▶ _Directions for this task_
Below are some records. How many of their lines contain the string "wird"? Give the number only.

Dataset entries:
= = =

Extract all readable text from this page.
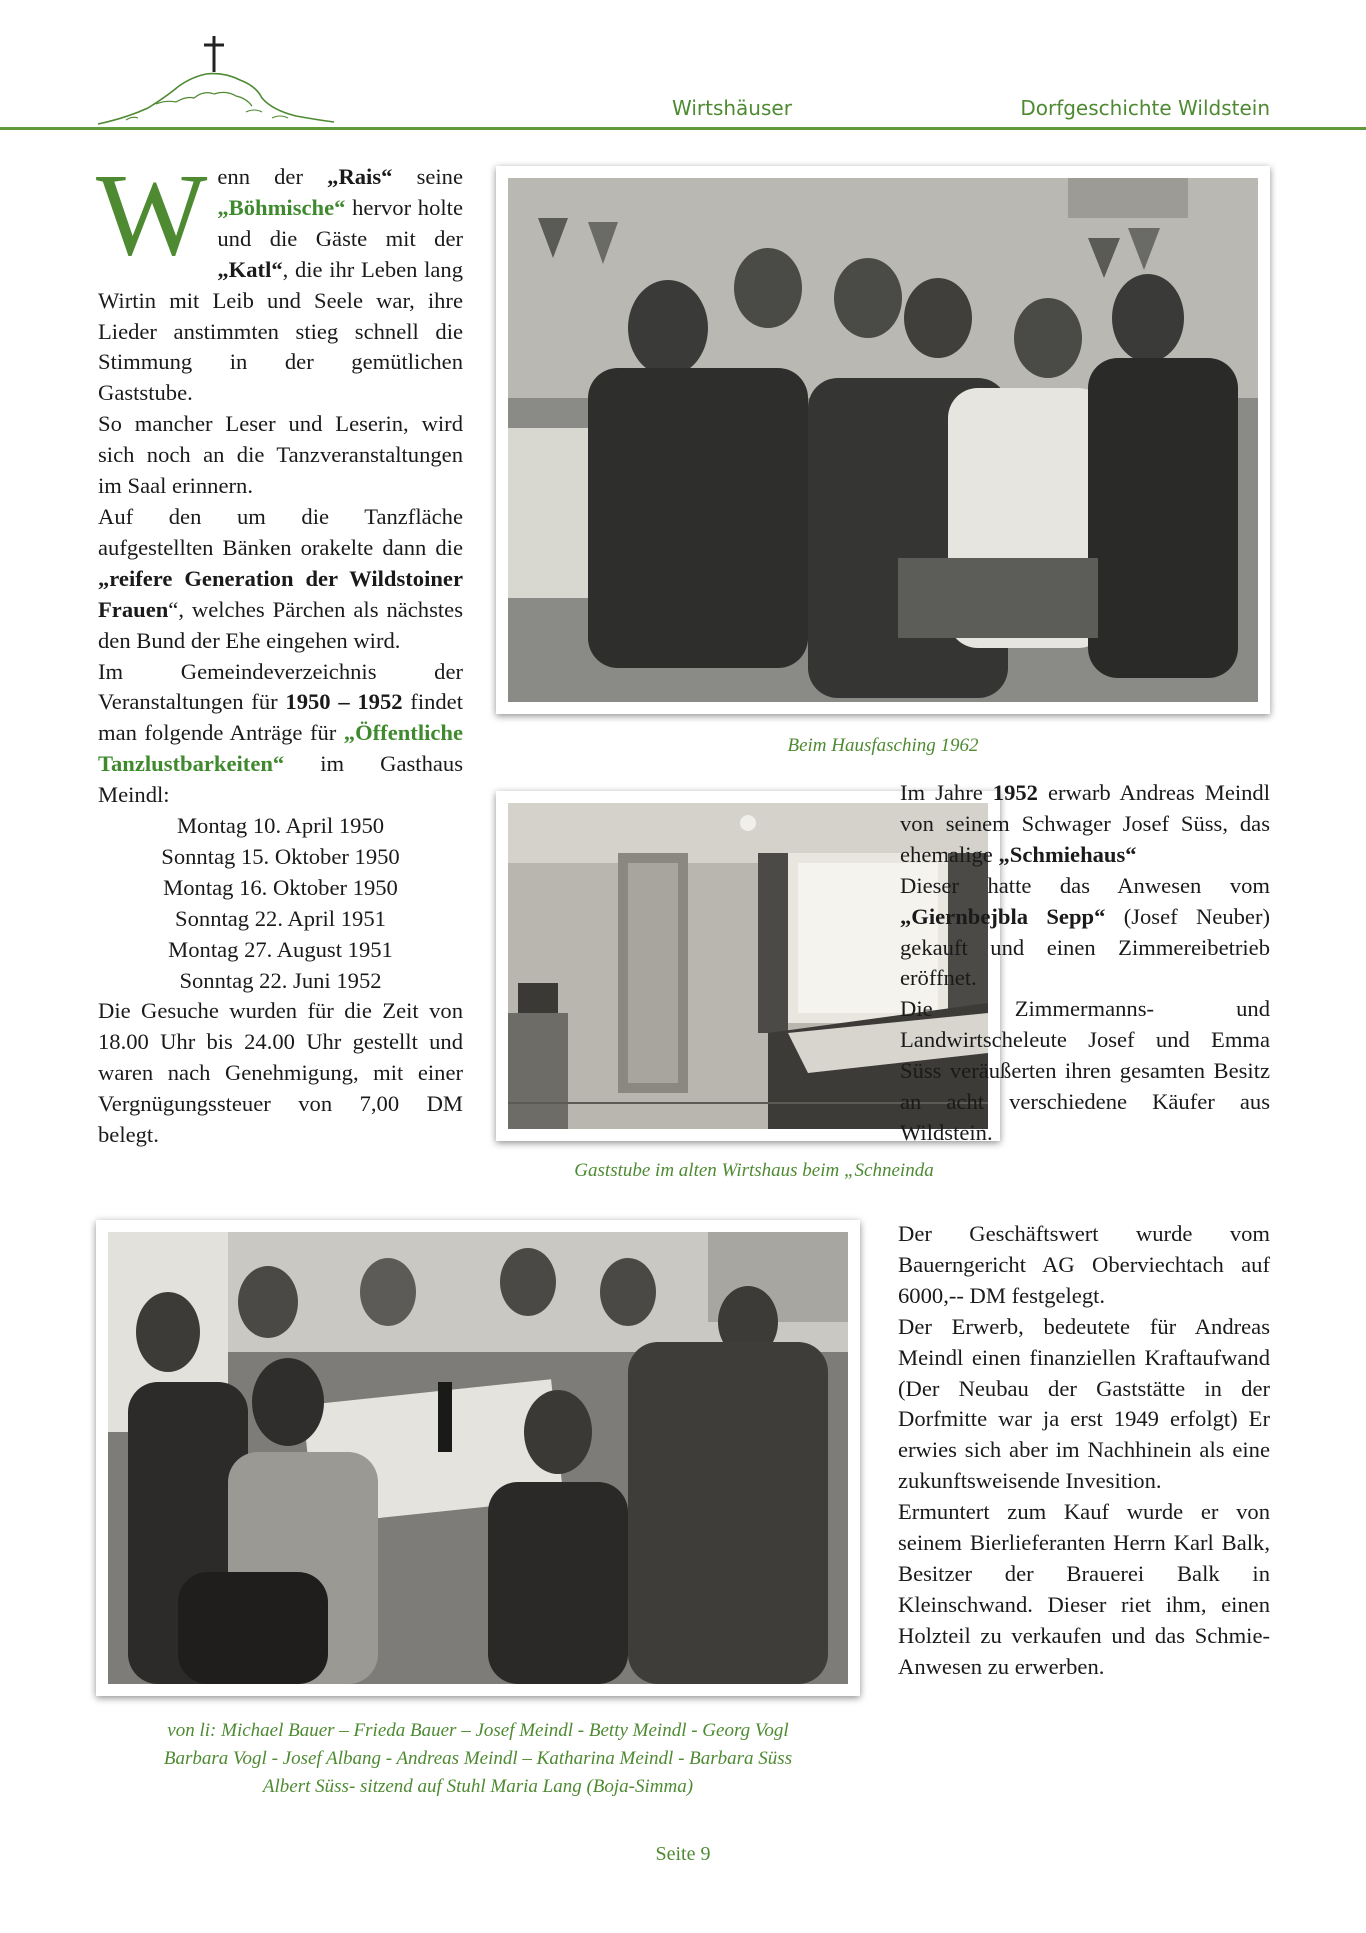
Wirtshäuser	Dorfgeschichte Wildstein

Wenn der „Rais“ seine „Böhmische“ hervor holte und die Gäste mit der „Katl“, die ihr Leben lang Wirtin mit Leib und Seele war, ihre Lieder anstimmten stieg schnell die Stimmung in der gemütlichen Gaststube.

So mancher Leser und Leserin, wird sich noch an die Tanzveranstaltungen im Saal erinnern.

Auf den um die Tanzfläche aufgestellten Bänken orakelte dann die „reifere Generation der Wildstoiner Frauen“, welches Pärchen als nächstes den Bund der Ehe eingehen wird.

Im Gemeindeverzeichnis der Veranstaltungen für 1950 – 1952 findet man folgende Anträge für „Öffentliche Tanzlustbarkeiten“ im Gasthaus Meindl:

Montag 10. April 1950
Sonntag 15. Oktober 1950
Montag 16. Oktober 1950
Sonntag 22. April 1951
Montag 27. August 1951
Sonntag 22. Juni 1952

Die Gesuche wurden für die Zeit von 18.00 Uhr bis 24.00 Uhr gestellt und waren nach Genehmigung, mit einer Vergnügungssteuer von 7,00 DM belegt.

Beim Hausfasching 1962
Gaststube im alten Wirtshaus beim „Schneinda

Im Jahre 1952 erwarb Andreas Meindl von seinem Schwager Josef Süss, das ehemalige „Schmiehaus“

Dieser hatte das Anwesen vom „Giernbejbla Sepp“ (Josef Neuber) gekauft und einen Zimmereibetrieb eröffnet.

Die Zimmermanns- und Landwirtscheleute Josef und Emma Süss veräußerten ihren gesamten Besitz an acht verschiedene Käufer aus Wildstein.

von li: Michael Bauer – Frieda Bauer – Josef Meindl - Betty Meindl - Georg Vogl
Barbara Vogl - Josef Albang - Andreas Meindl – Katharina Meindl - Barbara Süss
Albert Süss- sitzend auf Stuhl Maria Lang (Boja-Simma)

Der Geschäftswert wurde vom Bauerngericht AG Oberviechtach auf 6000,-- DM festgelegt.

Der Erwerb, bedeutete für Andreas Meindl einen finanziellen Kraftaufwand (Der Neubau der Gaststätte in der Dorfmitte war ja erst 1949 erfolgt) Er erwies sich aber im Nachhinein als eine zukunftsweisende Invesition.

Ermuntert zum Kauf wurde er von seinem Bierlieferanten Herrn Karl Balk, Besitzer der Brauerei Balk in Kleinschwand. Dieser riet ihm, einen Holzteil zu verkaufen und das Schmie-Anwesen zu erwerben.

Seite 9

= = =

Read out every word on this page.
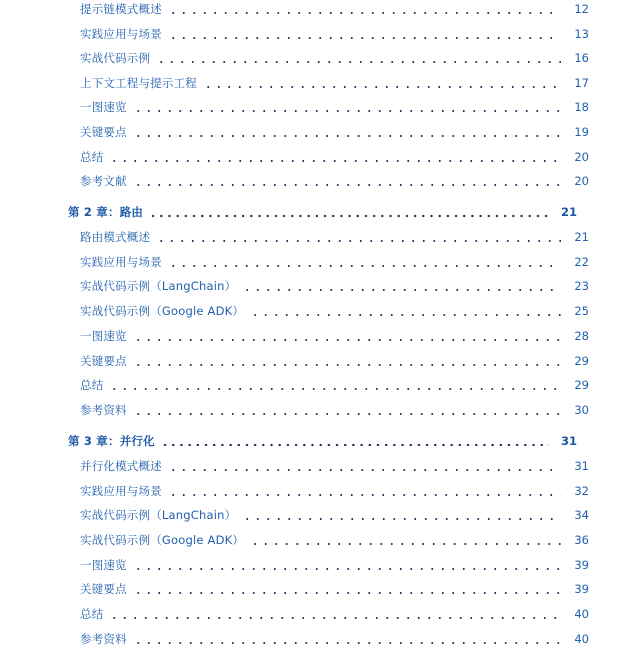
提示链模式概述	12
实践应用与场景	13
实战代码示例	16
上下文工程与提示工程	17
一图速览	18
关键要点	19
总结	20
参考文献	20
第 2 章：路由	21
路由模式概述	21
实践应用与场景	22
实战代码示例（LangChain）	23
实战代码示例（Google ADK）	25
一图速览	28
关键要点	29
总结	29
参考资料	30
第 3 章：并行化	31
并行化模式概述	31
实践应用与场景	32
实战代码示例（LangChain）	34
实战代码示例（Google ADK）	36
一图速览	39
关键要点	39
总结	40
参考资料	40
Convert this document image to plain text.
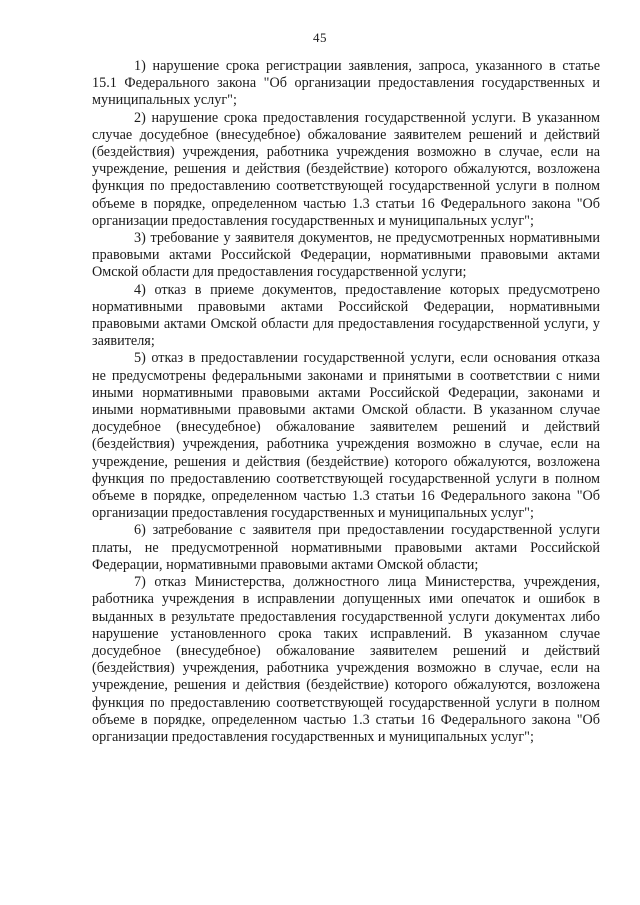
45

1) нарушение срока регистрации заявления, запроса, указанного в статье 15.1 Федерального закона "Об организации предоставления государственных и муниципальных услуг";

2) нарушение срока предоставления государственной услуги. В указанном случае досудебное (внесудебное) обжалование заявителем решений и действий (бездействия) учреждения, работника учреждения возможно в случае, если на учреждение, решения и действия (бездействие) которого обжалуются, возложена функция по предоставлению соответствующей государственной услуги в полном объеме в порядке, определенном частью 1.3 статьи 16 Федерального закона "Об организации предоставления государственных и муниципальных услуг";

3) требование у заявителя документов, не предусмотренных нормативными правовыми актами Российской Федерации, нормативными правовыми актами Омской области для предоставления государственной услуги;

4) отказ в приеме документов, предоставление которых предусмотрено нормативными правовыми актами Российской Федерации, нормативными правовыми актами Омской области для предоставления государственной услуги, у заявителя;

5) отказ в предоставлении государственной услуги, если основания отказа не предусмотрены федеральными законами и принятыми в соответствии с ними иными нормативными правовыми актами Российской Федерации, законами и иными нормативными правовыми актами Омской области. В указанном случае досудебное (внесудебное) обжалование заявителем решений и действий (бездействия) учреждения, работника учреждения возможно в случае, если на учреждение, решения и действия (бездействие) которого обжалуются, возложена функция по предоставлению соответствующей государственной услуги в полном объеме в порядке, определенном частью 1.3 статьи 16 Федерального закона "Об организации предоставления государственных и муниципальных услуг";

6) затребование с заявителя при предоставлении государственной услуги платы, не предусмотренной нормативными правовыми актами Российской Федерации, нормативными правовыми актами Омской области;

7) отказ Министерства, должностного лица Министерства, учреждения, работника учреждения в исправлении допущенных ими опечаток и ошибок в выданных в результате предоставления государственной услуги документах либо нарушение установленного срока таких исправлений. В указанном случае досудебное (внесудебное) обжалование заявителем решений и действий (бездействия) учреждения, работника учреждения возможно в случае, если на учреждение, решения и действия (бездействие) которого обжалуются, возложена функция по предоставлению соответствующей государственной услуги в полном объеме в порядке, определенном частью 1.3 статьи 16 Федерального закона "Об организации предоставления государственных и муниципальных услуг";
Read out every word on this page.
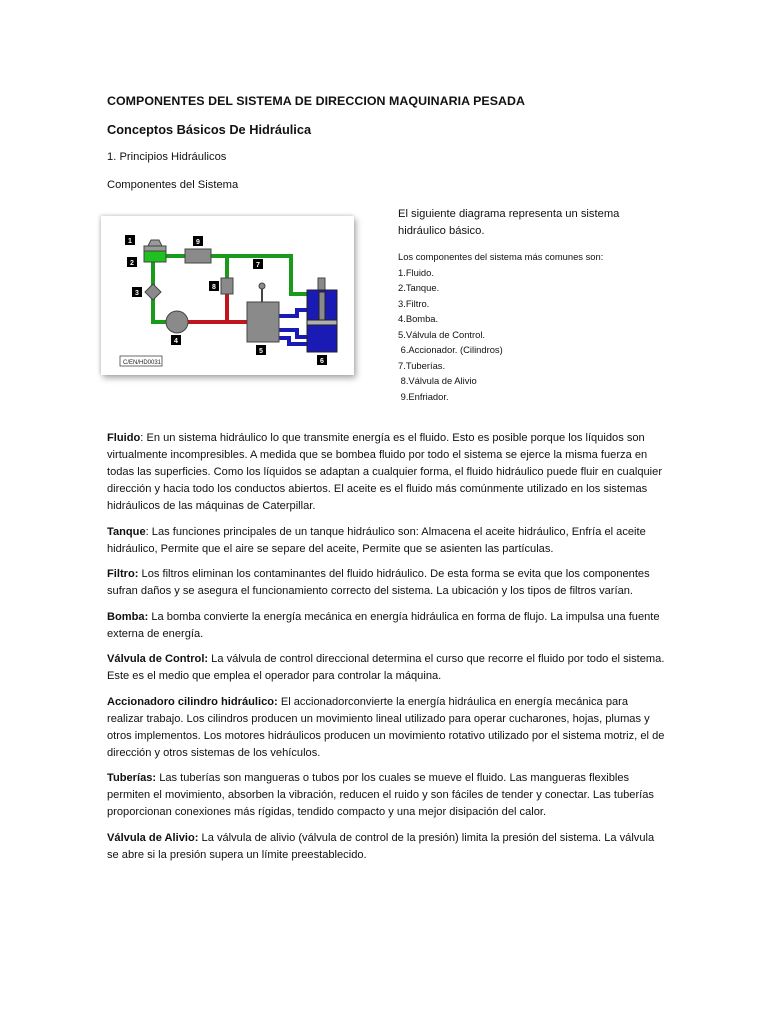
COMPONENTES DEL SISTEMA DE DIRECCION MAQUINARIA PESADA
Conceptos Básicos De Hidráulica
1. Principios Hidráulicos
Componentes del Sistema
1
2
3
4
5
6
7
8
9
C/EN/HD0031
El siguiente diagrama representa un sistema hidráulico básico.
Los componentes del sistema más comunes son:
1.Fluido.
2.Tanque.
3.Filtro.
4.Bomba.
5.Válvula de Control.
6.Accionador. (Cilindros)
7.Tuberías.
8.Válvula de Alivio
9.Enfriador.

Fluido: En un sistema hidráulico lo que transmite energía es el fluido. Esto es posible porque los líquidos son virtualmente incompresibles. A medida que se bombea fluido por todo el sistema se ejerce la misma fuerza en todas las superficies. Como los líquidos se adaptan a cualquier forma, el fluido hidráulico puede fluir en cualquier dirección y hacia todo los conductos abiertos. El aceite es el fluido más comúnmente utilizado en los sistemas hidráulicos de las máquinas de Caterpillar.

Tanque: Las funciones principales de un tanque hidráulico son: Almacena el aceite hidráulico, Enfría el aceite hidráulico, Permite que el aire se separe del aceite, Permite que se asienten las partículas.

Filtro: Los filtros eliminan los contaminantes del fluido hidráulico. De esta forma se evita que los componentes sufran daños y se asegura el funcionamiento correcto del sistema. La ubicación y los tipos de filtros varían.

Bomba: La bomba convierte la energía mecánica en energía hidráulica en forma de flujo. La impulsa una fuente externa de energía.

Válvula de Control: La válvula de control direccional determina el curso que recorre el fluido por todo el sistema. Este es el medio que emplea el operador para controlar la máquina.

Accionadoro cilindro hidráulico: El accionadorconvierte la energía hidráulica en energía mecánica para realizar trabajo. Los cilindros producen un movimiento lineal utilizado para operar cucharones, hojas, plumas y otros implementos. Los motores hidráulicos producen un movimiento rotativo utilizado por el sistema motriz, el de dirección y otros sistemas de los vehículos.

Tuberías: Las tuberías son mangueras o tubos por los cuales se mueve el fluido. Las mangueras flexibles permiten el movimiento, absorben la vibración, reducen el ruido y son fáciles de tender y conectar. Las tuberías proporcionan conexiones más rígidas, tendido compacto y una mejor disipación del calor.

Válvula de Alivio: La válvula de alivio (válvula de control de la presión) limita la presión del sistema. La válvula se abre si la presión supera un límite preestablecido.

= = =

▶ _Final result_
2